Work to complete:
Count every line in the entries that contains "text". Report that count alone.

[Collection entries]
»»

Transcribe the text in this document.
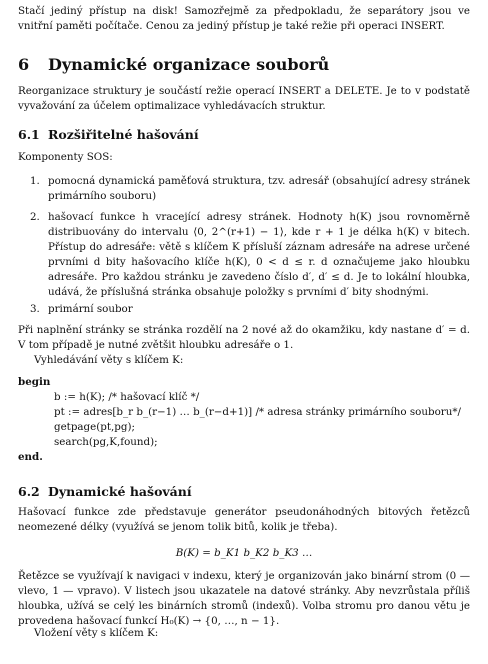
Stačí jediný přístup na disk! Samozřejmě za předpokladu, že separátory jsou ve vnitřní paměti počítače. Cenou za jediný přístup je také režie při operaci INSERT.

6 Dynamické organizace souborů

Reorganizace struktury je součástí režie operací INSERT a DELETE. Je to v podstatě vyvažování za účelem optimalizace vyhledávacích struktur.

6.1 Rozšiřitelné hašování

Komponenty SOS:

1. pomocná dynamická paměťová struktura, tzv. adresář (obsahující adresy stránek primárního souboru)
2. hašovací funkce h vracející adresy stránek. Hodnoty h(K) jsou rovnoměrně distribuovány do intervalu ⟨0, 2^(r+1) − 1⟩, kde r + 1 je délka h(K) v bitech. Přístup do adresáře: větě s klíčem K přísluší záznam adresáře na adrese určené prvními d bity hašovacího klíče h(K), 0 < d ≤ r. d označujeme jako hloubku adresáře. Pro každou stránku je zavedeno číslo d′, d′ ≤ d. Je to lokální hloubka, udává, že příslušná stránka obsahuje položky s prvními d′ bity shodnými.
3. primární soubor

Při naplnění stránky se stránka rozdělí na 2 nové až do okamžiku, kdy nastane d′ = d. V tom případě je nutné zvětšit hloubku adresáře o 1.

Vyhledávání věty s klíčem K:

begin
b := h(K); /* hašovací klíč */
pt := adres[b_r b_(r−1) … b_(r−d+1)] /* adresa stránky primárního souboru*/
getpage(pt,pg);
search(pg,K,found);
end.
6.2 Dynamické hašování

Hašovací funkce zde představuje generátor pseudonáhodných bitových řetězců neomezené délky (využívá se jenom tolik bitů, kolik je třeba).

B(K) = b_K1 b_K2 b_K3 …

Řetězce se využívají k navigaci v indexu, který je organizován jako binární strom (0 — vlevo, 1 — vpravo). V listech jsou ukazatele na datové stránky. Aby nevzrůstala příliš hloubka, užívá se celý les binárních stromů (indexů). Volba stromu pro danou větu je provedena hašovací funkcí H₀(K) → {0, …, n − 1}.

Vložení věty s klíčem K:
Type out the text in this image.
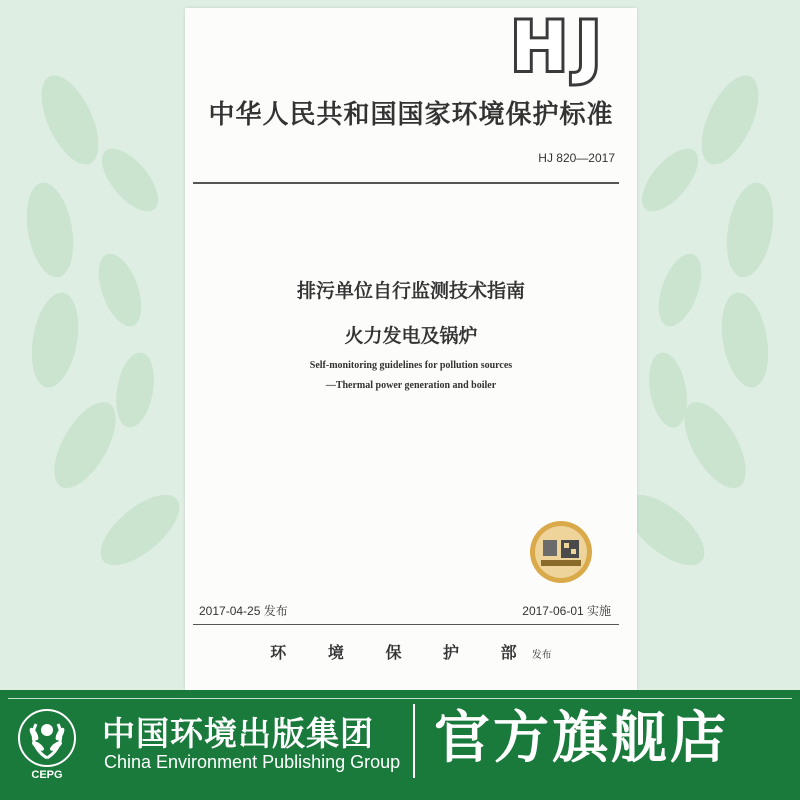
HJ
中华人民共和国国家环境保护标准
HJ 820—2017
排污单位自行监测技术指南
火力发电及锅炉
Self-monitoring guidelines for pollution sources
—Thermal power generation and boiler
2017-04-25 发布	2017-06-01 实施
环 境 保 护 部 发布
CEPG
中国环境出版集团
China Environment Publishing Group 官方旗舰店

««

Solution to the exercise:
2